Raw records
-- -- --

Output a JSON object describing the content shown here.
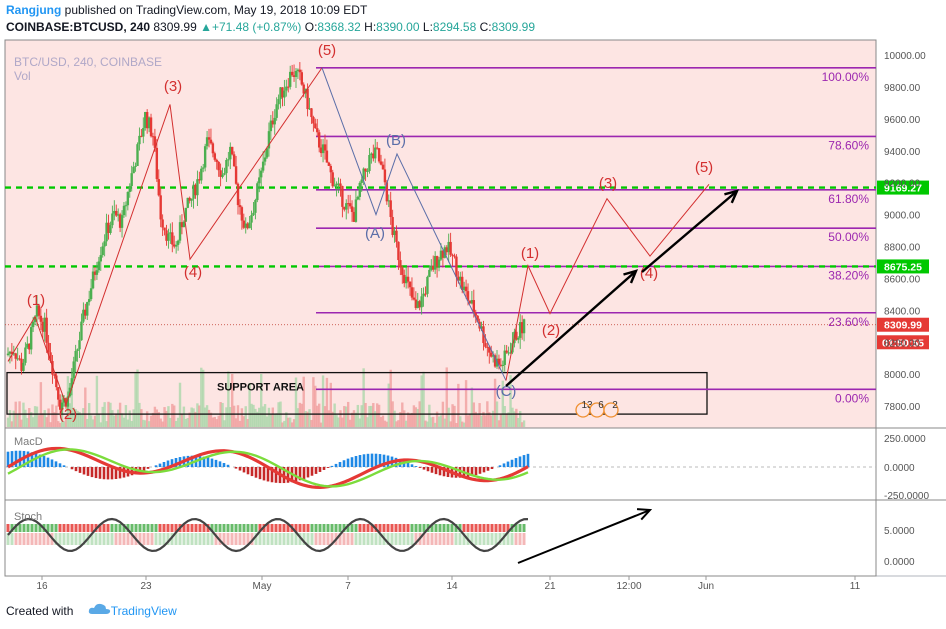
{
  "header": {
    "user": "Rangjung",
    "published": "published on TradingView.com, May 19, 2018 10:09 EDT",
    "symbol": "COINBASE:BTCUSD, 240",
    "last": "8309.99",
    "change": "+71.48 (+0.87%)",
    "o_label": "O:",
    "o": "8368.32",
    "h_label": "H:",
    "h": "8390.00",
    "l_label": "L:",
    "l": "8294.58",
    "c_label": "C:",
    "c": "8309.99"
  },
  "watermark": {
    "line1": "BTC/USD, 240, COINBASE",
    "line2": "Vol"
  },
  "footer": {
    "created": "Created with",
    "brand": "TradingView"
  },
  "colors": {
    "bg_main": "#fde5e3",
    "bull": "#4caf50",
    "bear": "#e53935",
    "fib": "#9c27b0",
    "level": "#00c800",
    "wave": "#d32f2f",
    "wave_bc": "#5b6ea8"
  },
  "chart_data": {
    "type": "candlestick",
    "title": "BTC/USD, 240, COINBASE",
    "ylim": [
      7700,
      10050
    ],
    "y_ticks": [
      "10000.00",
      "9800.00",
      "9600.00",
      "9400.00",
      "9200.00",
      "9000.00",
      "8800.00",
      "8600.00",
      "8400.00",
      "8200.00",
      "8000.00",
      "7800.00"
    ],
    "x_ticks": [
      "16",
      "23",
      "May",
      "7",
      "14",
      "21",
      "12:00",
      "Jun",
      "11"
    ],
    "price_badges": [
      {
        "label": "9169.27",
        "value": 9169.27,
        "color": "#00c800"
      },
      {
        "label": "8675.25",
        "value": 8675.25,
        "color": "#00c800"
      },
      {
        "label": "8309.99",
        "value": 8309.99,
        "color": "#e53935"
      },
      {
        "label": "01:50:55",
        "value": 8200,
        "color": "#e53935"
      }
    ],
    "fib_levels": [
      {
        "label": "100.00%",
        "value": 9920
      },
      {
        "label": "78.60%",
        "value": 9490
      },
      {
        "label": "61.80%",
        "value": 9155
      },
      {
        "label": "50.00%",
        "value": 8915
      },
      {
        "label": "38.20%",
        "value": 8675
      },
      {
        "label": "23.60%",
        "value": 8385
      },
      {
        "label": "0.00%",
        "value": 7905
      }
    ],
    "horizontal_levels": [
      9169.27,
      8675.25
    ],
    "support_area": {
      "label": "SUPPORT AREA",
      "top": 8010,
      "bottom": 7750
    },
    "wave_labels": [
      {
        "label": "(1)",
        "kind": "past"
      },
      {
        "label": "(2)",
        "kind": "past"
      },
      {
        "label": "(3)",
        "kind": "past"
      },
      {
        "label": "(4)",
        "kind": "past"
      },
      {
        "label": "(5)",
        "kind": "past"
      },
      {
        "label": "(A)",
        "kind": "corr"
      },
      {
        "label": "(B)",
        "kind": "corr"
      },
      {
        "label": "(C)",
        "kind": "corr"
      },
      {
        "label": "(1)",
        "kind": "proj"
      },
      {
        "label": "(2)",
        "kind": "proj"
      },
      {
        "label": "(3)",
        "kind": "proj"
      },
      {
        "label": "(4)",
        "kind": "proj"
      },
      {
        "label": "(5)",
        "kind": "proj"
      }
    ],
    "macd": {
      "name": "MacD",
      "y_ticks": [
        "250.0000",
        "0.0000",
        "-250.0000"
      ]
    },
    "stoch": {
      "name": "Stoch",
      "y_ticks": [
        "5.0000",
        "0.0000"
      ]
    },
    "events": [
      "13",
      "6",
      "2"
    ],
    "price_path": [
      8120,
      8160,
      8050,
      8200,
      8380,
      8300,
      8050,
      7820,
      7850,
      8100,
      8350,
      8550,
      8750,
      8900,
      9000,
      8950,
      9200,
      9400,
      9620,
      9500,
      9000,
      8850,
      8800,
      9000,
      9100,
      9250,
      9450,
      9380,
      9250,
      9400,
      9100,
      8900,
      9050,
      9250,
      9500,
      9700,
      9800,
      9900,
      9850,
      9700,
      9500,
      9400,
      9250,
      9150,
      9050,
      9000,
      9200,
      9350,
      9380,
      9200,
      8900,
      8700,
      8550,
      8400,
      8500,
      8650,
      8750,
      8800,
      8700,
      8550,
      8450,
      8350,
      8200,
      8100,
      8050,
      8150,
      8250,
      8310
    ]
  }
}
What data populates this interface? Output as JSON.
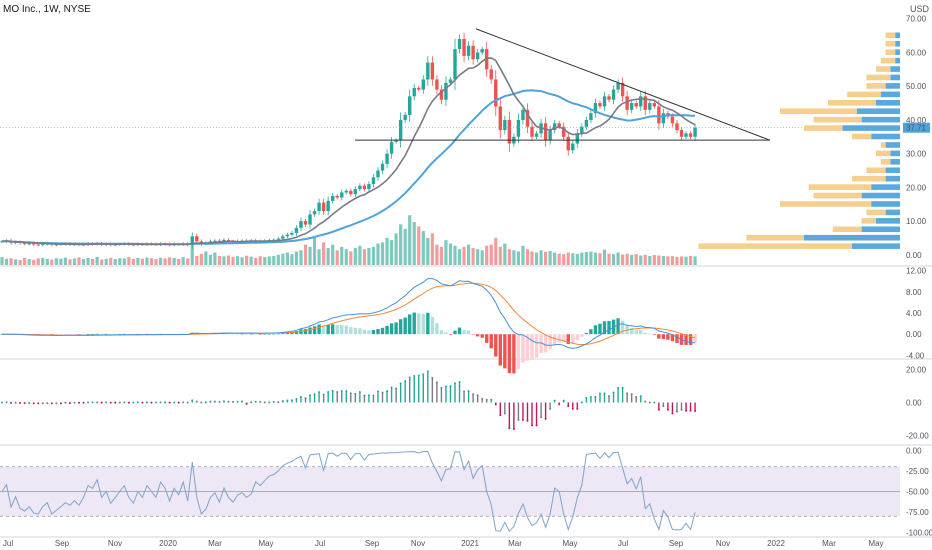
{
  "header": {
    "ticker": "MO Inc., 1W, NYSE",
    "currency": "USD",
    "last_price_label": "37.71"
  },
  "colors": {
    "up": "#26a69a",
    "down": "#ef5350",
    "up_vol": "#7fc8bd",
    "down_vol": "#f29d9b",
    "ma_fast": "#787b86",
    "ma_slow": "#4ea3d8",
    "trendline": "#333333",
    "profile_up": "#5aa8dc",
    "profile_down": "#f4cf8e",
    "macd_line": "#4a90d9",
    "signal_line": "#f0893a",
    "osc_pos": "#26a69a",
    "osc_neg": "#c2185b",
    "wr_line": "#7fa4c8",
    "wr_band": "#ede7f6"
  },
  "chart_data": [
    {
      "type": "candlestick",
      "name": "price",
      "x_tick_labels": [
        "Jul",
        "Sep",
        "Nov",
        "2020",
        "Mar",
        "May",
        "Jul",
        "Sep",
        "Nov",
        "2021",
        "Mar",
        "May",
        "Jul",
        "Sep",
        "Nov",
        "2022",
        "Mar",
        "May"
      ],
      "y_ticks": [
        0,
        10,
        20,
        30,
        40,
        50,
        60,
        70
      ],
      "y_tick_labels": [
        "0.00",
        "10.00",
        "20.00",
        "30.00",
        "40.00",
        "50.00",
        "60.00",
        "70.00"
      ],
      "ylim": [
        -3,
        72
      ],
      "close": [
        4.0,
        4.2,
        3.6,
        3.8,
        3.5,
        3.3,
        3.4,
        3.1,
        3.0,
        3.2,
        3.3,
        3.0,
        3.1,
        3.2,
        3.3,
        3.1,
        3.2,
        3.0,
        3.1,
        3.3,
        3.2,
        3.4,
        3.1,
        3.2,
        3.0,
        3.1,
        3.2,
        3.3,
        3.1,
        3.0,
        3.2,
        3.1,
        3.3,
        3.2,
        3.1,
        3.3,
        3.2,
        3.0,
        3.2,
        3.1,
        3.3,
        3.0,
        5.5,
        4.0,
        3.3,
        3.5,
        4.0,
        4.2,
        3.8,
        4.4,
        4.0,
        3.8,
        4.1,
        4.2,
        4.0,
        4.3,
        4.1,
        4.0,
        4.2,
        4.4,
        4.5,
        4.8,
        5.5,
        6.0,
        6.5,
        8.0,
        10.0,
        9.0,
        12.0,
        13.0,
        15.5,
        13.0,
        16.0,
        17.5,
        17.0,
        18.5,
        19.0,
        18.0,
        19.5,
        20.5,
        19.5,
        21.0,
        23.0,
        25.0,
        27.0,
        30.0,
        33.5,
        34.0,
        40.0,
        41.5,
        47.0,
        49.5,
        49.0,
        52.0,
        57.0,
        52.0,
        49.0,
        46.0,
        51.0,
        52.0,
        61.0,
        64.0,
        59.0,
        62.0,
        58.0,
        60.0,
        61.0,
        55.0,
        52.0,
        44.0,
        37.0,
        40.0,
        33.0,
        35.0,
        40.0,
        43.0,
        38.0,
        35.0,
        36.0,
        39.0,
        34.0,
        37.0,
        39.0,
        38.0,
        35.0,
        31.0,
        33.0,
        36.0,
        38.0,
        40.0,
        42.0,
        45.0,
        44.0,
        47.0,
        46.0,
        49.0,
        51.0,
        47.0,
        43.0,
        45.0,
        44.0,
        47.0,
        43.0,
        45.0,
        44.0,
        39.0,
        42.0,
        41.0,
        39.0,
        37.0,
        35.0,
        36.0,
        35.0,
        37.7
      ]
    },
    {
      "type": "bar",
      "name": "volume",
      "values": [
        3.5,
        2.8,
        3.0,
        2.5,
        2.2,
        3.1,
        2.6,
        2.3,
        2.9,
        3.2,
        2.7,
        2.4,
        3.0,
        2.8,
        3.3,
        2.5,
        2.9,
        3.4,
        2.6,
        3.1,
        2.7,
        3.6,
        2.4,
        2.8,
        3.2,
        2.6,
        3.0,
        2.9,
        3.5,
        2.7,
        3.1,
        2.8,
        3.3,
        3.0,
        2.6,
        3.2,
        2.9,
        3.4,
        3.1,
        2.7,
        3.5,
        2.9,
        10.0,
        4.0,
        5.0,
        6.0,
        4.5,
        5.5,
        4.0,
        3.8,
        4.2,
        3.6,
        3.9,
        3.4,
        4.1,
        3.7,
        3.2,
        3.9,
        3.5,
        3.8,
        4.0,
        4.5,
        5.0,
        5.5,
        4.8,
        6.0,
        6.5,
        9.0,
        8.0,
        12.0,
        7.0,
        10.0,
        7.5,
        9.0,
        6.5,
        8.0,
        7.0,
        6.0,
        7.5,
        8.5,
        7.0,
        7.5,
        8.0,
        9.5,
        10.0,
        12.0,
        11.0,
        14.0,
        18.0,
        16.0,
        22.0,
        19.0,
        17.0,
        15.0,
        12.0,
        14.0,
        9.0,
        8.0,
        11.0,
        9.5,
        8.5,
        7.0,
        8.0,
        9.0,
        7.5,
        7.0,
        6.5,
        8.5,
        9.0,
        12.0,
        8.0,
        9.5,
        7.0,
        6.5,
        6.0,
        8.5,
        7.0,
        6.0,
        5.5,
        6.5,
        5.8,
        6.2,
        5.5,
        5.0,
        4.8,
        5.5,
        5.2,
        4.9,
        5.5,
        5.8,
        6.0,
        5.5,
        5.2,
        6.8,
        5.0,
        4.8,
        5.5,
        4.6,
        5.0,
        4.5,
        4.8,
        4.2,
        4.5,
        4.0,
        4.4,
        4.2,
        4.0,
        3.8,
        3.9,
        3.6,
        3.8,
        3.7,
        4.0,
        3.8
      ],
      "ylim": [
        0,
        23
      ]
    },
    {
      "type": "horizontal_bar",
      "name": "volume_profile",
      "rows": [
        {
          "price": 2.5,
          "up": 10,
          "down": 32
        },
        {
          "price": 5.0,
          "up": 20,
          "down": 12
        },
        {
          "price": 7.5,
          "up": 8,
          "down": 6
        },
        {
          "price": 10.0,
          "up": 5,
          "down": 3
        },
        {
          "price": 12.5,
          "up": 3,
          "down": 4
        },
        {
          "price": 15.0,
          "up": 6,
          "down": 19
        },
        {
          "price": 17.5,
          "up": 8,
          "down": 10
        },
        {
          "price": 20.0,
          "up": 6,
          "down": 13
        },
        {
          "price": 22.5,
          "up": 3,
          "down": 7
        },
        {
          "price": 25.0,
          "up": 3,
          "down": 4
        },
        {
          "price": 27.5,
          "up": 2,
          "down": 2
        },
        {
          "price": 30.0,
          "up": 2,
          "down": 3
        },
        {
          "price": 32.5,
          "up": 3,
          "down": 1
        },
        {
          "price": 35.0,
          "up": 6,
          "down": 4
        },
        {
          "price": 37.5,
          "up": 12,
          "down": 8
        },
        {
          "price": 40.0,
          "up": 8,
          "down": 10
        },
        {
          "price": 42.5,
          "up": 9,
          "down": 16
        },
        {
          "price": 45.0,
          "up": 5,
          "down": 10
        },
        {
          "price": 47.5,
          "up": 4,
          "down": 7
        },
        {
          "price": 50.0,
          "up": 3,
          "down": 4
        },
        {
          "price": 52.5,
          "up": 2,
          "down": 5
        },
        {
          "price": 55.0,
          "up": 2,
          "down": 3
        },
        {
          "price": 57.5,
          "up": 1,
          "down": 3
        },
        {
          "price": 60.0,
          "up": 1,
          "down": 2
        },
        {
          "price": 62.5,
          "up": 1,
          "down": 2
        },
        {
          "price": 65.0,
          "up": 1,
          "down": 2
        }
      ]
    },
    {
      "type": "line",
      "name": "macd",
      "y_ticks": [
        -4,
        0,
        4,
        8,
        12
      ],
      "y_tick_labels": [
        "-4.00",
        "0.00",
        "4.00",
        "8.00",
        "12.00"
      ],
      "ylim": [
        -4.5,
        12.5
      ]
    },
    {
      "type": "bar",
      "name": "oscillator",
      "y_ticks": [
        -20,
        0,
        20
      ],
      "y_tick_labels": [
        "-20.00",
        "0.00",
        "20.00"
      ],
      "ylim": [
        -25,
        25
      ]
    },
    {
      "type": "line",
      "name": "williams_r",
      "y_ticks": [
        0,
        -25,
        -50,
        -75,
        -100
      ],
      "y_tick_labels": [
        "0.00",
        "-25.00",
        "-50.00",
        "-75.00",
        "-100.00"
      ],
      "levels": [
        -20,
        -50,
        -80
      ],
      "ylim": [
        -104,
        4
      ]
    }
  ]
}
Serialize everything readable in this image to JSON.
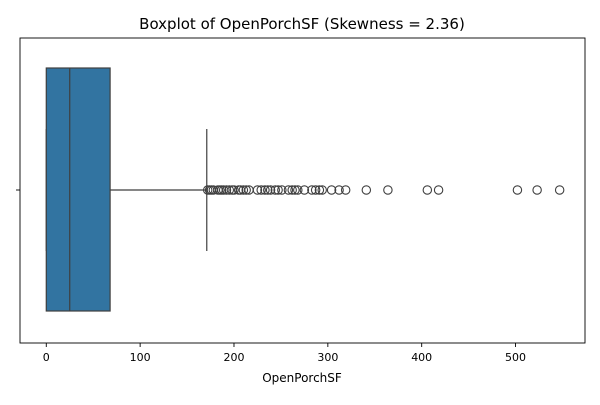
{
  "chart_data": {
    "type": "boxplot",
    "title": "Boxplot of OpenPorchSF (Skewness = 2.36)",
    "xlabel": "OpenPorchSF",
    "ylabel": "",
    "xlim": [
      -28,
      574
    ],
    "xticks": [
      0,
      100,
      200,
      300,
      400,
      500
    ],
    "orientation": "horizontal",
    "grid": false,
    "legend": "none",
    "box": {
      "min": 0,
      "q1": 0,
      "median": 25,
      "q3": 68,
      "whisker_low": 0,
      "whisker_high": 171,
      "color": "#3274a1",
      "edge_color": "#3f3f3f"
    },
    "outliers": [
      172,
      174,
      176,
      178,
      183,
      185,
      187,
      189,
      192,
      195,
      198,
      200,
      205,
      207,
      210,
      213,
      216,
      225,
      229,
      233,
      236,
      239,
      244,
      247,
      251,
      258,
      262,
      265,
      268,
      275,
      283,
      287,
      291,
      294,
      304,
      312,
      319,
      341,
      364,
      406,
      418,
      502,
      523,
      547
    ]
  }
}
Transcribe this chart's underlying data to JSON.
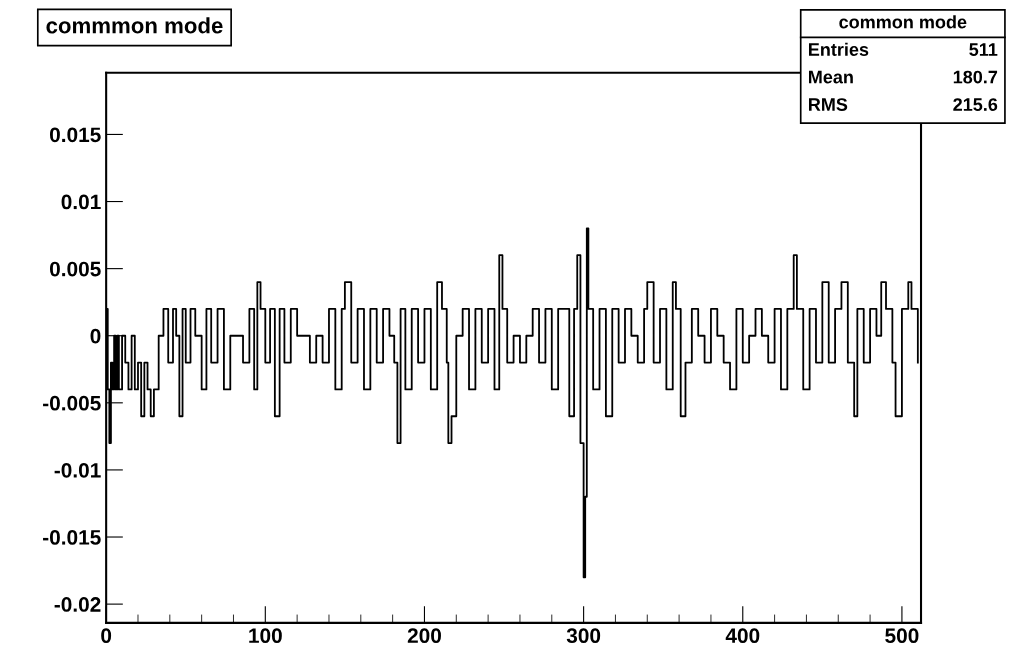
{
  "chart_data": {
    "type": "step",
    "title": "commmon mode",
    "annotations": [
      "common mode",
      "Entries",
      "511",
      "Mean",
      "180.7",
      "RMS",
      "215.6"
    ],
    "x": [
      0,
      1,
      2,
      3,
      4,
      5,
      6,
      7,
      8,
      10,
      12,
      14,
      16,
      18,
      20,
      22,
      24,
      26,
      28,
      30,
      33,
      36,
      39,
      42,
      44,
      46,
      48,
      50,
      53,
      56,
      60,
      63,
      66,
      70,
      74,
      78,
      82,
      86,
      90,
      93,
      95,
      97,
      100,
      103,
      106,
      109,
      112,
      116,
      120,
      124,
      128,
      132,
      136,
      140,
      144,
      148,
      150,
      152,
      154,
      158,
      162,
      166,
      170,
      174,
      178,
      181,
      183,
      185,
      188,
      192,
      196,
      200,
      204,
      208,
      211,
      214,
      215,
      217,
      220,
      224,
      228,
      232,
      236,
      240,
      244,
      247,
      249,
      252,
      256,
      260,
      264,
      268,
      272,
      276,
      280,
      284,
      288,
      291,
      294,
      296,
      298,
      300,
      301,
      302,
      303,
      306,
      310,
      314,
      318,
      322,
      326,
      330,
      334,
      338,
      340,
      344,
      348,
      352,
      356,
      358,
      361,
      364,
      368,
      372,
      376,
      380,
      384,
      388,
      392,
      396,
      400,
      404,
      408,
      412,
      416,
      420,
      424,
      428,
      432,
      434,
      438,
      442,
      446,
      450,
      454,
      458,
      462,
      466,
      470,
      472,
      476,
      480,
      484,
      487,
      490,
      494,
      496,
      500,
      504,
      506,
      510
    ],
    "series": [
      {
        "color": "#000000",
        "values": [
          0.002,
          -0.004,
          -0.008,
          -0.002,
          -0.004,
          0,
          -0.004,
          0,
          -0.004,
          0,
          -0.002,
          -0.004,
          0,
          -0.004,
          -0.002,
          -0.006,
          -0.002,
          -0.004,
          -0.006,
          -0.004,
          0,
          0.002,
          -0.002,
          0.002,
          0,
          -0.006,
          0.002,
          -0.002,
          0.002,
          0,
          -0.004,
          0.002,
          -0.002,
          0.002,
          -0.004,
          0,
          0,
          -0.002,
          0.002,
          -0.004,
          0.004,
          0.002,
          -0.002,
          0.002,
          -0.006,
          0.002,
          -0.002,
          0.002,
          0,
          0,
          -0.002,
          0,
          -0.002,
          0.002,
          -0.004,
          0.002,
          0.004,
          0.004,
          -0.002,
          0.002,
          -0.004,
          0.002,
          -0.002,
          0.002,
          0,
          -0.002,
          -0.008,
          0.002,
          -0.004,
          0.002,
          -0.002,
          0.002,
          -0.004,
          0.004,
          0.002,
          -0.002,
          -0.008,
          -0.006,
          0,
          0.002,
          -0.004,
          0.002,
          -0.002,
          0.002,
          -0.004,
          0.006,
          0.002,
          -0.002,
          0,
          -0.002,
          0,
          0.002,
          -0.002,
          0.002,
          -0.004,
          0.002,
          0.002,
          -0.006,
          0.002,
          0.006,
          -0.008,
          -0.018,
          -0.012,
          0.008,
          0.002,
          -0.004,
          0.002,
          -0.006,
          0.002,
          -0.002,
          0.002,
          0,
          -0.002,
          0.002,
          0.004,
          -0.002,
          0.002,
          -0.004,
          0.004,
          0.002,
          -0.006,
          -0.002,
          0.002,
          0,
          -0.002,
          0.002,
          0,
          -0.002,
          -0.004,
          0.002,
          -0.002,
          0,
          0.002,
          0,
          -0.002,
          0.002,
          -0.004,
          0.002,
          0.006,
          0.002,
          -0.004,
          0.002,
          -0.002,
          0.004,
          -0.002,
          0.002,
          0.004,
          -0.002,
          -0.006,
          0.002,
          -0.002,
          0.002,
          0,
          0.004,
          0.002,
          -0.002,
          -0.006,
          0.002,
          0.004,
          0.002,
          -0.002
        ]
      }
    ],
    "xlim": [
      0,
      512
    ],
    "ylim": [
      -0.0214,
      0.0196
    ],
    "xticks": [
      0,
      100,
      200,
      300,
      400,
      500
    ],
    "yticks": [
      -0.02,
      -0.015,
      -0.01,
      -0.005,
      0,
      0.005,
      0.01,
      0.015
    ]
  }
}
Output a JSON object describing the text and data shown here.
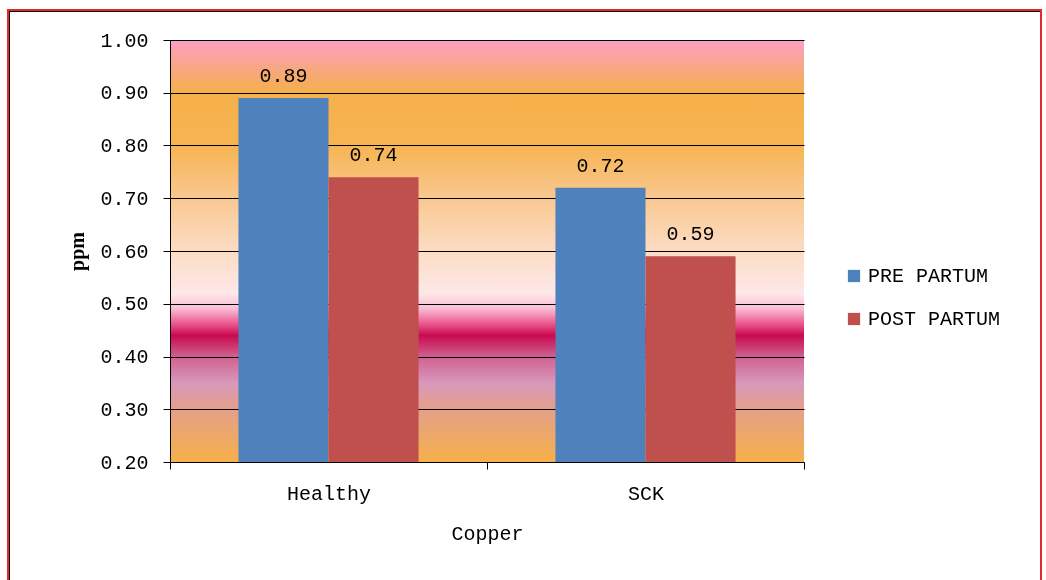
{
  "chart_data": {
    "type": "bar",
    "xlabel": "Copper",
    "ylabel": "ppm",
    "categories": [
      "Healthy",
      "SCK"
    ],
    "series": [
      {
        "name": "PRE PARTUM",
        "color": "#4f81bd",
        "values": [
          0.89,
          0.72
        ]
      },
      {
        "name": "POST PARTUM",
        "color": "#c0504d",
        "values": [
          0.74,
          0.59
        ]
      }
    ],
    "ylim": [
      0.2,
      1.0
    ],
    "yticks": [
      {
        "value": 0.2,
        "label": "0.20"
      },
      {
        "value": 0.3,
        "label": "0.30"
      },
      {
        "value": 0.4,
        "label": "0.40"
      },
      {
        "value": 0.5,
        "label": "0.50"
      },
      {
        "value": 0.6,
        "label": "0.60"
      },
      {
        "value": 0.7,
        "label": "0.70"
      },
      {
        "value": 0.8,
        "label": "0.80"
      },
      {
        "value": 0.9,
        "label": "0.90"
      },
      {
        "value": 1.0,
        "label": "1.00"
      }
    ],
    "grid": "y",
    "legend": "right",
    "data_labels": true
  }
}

-- -- --

Required work
Gather up the lines that contain the word "title".

Expected answer
    "title": "BTC/USD, 240, COINBASE",
    "title": "Boxplot of OpenPorchSF (Skewness = 2.36)",
    "title": "commmon mode",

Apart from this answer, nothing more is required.